(Data extracted from a collection)
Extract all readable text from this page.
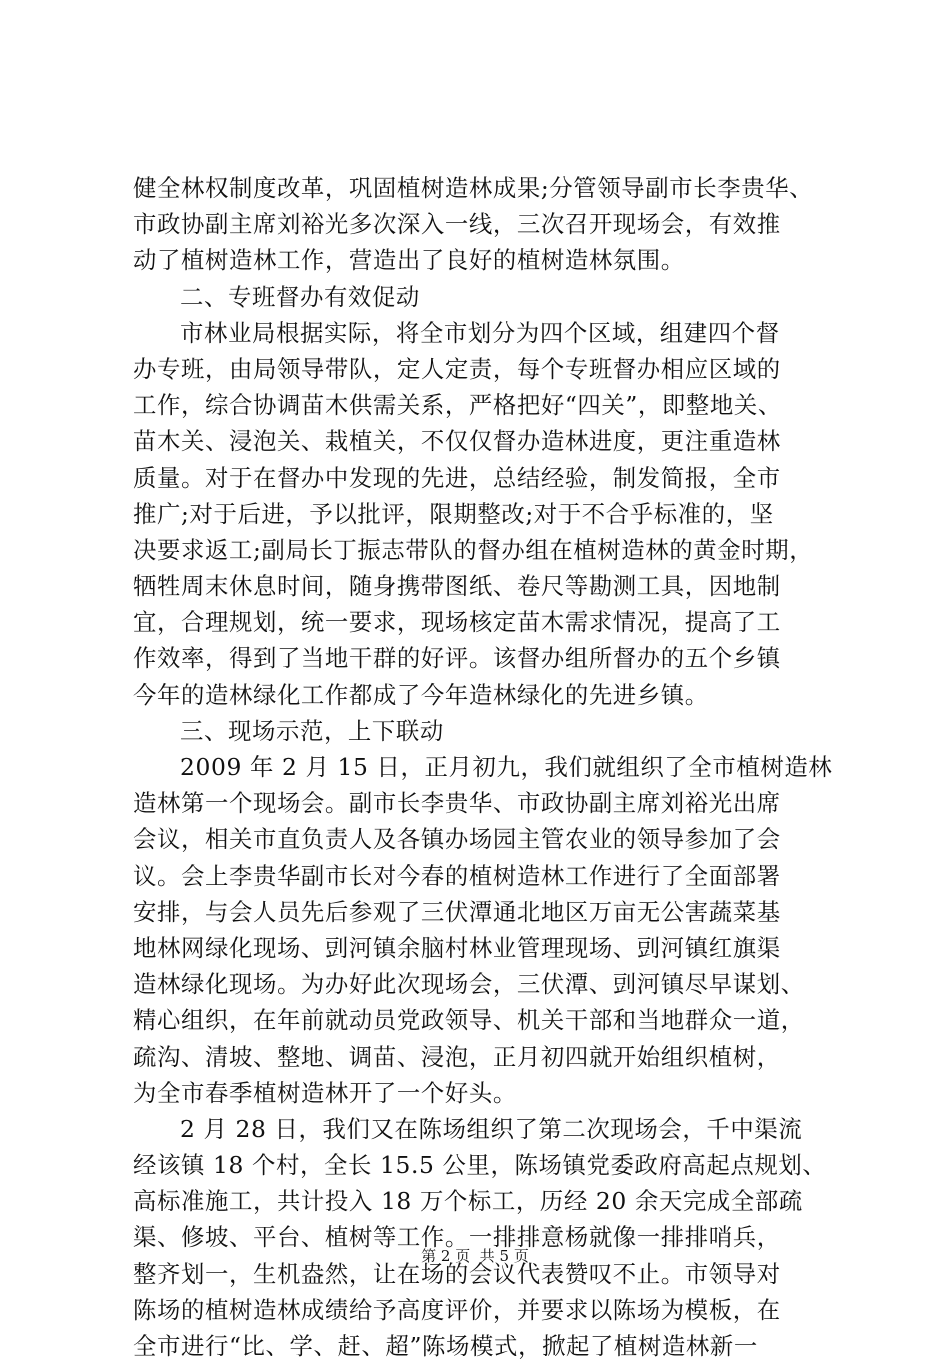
健全林权制度改革，巩固植树造林成果;分管领导副市长李贵华、
市政协副主席刘裕光多次深入一线，三次召开现场会，有效推
动了植树造林工作，营造出了良好的植树造林氛围。
二、专班督办有效促动
市林业局根据实际，将全市划分为四个区域，组建四个督
办专班，由局领导带队，定人定责，每个专班督办相应区域的
工作，综合协调苗木供需关系，严格把好“四关”，即整地关、
苗木关、浸泡关、栽植关，不仅仅督办造林进度，更注重造林
质量。对于在督办中发现的先进，总结经验，制发简报，全市
推广;对于后进，予以批评，限期整改;对于不合乎标准的，坚
决要求返工;副局长丁振志带队的督办组在植树造林的黄金时期，
牺牲周末休息时间，随身携带图纸、卷尺等勘测工具，因地制
宜，合理规划，统一要求，现场核定苗木需求情况，提高了工
作效率，得到了当地干群的好评。该督办组所督办的五个乡镇
今年的造林绿化工作都成了今年造林绿化的先进乡镇。
三、现场示范，上下联动
2009 年 2 月 15 日，正月初九，我们就组织了全市植树造林
造林第一个现场会。副市长李贵华、市政协副主席刘裕光出席
会议，相关市直负责人及各镇办场园主管农业的领导参加了会
议。会上李贵华副市长对今春的植树造林工作进行了全面部署
安排，与会人员先后参观了三伏潭通北地区万亩无公害蔬菜基
地林网绿化现场、剅河镇余脑村林业管理现场、剅河镇红旗渠
造林绿化现场。为办好此次现场会，三伏潭、剅河镇尽早谋划、
精心组织，在年前就动员党政领导、机关干部和当地群众一道，
疏沟、清坡、整地、调苗、浸泡，正月初四就开始组织植树，
为全市春季植树造林开了一个好头。
2 月 28 日，我们又在陈场组织了第二次现场会，千中渠流
经该镇 18 个村，全长 15.5 公里，陈场镇党委政府高起点规划、
高标准施工，共计投入 18 万个标工，历经 20 余天完成全部疏
渠、修坡、平台、植树等工作。一排排意杨就像一排排哨兵，
整齐划一，生机盎然，让在场的会议代表赞叹不止。市领导对
陈场的植树造林成绩给予高度评价，并要求以陈场为模板，在
全市进行“比、学、赶、超”陈场模式，掀起了植树造林新一
第 2 页  共 5 页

= The request =
Would you return the data exactly as written, without the pictures?

= Answer to the exercise =
Extract all readable text from this page.
健全林权制度改革，巩固植树造林成果;分管领导副市长李贵华、
市政协副主席刘裕光多次深入一线，三次召开现场会，有效推
动了植树造林工作，营造出了良好的植树造林氛围。
二、专班督办有效促动
市林业局根据实际，将全市划分为四个区域，组建四个督
办专班，由局领导带队，定人定责，每个专班督办相应区域的
工作，综合协调苗木供需关系，严格把好“四关”，即整地关、
苗木关、浸泡关、栽植关，不仅仅督办造林进度，更注重造林
质量。对于在督办中发现的先进，总结经验，制发简报，全市
推广;对于后进，予以批评，限期整改;对于不合乎标准的，坚
决要求返工;副局长丁振志带队的督办组在植树造林的黄金时期，
牺牲周末休息时间，随身携带图纸、卷尺等勘测工具，因地制
宜，合理规划，统一要求，现场核定苗木需求情况，提高了工
作效率，得到了当地干群的好评。该督办组所督办的五个乡镇
今年的造林绿化工作都成了今年造林绿化的先进乡镇。
三、现场示范，上下联动
2009 年 2 月 15 日，正月初九，我们就组织了全市植树造林
造林第一个现场会。副市长李贵华、市政协副主席刘裕光出席
会议，相关市直负责人及各镇办场园主管农业的领导参加了会
议。会上李贵华副市长对今春的植树造林工作进行了全面部署
安排，与会人员先后参观了三伏潭通北地区万亩无公害蔬菜基
地林网绿化现场、剅河镇余脑村林业管理现场、剅河镇红旗渠
造林绿化现场。为办好此次现场会，三伏潭、剅河镇尽早谋划、
精心组织，在年前就动员党政领导、机关干部和当地群众一道，
疏沟、清坡、整地、调苗、浸泡，正月初四就开始组织植树，
为全市春季植树造林开了一个好头。
2 月 28 日，我们又在陈场组织了第二次现场会，千中渠流
经该镇 18 个村，全长 15.5 公里，陈场镇党委政府高起点规划、
高标准施工，共计投入 18 万个标工，历经 20 余天完成全部疏
渠、修坡、平台、植树等工作。一排排意杨就像一排排哨兵，
整齐划一，生机盎然，让在场的会议代表赞叹不止。市领导对
陈场的植树造林成绩给予高度评价，并要求以陈场为模板，在
全市进行“比、学、赶、超”陈场模式，掀起了植树造林新一
第 2 页  共 5 页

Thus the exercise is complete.